* [WRITTEN TASK] Read the entries below and pull out each line with the string "materstva".
--- Begin ---
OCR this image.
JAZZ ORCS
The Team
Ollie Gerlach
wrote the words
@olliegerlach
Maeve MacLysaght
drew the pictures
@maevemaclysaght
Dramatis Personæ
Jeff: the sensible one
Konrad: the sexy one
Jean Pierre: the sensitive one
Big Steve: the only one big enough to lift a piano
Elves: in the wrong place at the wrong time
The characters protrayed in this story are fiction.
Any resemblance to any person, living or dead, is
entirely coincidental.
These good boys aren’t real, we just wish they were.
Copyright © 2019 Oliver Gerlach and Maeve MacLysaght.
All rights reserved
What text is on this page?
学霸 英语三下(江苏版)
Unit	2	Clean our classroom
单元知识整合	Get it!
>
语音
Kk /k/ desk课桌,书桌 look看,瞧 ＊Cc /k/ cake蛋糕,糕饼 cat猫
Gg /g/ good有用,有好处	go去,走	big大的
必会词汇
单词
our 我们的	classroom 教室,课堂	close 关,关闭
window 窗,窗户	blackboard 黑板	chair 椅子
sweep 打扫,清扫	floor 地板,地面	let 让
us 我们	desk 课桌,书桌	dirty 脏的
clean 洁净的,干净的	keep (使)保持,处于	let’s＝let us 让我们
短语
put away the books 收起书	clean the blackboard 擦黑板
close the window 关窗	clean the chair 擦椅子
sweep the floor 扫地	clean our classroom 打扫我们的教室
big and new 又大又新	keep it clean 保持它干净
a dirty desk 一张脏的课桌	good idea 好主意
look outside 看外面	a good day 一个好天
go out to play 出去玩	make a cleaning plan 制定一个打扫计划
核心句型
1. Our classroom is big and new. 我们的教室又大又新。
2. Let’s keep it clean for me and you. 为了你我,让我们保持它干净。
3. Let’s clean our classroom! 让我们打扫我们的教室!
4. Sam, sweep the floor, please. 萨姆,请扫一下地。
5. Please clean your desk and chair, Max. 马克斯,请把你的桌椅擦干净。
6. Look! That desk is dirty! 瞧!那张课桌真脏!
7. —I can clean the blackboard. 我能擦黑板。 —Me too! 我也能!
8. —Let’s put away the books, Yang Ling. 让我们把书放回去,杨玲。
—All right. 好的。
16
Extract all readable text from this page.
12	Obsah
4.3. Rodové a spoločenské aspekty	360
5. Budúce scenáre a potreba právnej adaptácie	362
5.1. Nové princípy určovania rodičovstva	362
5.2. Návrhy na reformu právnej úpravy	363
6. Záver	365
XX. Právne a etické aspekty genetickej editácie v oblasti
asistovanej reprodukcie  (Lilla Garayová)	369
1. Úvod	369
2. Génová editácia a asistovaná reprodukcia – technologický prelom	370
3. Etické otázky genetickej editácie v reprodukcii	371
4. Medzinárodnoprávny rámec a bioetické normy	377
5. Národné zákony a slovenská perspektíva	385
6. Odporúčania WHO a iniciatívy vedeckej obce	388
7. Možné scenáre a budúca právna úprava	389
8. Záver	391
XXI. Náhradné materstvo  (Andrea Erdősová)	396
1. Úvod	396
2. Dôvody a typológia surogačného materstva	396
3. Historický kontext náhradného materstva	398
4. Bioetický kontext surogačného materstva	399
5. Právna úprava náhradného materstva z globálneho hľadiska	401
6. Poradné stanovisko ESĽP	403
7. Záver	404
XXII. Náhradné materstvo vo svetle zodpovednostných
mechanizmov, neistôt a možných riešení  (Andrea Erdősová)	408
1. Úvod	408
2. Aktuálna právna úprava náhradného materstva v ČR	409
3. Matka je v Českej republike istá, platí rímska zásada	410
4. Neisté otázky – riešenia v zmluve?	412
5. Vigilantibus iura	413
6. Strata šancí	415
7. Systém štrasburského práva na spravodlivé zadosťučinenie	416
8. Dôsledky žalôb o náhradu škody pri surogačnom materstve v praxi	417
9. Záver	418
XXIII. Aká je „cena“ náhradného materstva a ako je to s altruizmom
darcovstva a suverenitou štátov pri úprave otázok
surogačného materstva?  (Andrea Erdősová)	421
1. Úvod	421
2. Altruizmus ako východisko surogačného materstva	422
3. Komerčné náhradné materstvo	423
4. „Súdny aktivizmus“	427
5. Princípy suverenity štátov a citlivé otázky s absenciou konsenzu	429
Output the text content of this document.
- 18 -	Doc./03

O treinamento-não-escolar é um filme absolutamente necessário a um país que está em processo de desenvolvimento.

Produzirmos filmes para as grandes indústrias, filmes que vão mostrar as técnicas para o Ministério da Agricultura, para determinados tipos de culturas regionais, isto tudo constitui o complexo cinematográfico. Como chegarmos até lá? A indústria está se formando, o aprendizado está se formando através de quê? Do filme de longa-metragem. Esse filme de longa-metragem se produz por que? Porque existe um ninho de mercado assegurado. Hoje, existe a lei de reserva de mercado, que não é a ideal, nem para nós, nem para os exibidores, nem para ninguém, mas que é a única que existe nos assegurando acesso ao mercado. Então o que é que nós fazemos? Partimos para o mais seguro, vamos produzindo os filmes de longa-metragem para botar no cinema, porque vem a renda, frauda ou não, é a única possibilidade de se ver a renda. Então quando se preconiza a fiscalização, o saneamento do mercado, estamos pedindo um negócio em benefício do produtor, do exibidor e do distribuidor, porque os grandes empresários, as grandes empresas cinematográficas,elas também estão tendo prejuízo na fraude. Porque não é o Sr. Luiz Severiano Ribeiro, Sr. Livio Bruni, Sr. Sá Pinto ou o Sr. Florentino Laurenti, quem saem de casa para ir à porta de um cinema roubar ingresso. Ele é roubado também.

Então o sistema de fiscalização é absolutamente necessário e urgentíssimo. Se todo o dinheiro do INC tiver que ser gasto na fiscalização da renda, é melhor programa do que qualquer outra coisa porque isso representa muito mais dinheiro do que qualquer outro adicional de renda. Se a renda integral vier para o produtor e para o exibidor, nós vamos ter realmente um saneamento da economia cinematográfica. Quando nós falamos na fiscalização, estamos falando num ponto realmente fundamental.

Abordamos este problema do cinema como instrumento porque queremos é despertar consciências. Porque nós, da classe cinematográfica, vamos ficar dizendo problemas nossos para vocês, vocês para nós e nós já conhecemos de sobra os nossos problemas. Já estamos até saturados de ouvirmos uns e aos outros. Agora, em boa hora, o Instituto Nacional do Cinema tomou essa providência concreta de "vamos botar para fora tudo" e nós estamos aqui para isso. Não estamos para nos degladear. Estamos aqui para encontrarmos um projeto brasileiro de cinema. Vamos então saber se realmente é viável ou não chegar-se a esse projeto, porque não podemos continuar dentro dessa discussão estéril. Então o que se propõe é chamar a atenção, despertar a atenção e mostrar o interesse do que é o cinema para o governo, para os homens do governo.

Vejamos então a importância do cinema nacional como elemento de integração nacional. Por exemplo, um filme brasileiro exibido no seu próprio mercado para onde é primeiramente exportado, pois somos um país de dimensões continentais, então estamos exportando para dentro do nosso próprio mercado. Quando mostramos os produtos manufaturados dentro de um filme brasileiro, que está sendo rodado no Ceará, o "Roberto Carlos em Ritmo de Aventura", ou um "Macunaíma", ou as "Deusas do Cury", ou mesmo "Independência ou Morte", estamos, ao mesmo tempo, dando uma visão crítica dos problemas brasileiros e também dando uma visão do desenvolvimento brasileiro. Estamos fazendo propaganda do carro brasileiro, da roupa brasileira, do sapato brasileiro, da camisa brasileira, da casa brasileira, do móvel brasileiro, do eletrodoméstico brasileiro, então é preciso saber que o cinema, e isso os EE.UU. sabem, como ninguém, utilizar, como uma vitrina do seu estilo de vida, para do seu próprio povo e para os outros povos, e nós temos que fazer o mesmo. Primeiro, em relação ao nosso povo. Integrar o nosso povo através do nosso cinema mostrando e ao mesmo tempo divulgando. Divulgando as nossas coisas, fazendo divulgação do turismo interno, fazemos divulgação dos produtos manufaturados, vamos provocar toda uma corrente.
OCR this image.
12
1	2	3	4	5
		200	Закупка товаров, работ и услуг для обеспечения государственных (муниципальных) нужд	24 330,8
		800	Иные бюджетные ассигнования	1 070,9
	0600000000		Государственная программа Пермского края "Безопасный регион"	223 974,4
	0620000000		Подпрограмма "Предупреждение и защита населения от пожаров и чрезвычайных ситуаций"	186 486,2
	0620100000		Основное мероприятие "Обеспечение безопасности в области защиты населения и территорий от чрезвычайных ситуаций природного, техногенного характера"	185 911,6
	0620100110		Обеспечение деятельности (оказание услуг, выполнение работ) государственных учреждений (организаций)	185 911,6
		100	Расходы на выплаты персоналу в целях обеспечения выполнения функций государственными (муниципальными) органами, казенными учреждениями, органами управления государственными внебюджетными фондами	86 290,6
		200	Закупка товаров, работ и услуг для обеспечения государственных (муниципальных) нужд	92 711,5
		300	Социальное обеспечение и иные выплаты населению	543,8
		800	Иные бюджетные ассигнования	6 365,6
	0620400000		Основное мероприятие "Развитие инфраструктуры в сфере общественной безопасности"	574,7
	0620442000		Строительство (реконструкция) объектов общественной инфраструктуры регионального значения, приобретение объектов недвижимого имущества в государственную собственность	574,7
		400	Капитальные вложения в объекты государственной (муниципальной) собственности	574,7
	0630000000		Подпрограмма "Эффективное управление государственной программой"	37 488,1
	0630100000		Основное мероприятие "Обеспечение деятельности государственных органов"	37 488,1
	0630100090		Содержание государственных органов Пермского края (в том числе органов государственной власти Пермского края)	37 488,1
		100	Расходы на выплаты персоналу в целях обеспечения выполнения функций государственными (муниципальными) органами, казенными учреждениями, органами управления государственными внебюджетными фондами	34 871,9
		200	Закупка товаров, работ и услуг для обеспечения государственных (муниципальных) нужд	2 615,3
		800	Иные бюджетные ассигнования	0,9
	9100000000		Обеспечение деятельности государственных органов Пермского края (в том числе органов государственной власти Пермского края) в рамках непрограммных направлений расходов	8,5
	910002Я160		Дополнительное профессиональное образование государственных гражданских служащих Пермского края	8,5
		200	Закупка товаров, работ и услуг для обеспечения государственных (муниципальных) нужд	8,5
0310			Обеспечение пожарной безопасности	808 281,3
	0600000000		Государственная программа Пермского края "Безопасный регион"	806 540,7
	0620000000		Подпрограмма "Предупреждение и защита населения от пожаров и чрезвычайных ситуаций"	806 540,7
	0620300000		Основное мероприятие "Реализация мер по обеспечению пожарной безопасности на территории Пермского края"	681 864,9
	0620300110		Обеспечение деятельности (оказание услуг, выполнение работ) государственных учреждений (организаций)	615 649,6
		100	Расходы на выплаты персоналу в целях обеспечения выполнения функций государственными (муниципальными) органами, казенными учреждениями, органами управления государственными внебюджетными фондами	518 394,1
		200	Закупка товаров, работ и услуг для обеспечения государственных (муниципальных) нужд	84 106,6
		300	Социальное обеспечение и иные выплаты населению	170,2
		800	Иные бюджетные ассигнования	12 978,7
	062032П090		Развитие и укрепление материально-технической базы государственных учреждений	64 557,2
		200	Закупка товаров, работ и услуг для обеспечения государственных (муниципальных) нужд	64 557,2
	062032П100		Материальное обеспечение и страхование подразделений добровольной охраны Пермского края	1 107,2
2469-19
--- End ---
* [EXERCISE OUTPUT]
2. Dôvody a typológia surogačného materstva	396
3. Historický kontext náhradného materstva	398
4. Bioetický kontext surogačného materstva	399
5. Právna úprava náhradného materstva z globálneho hľadiska	401
2. Aktuálna právna úprava náhradného materstva v ČR	409
XXIII. Aká je „cena“ náhradného materstva a ako je to s altruizmom
surogačného materstva?  (Andrea Erdősová)	421
2. Altruizmus ako východisko surogačného materstva	422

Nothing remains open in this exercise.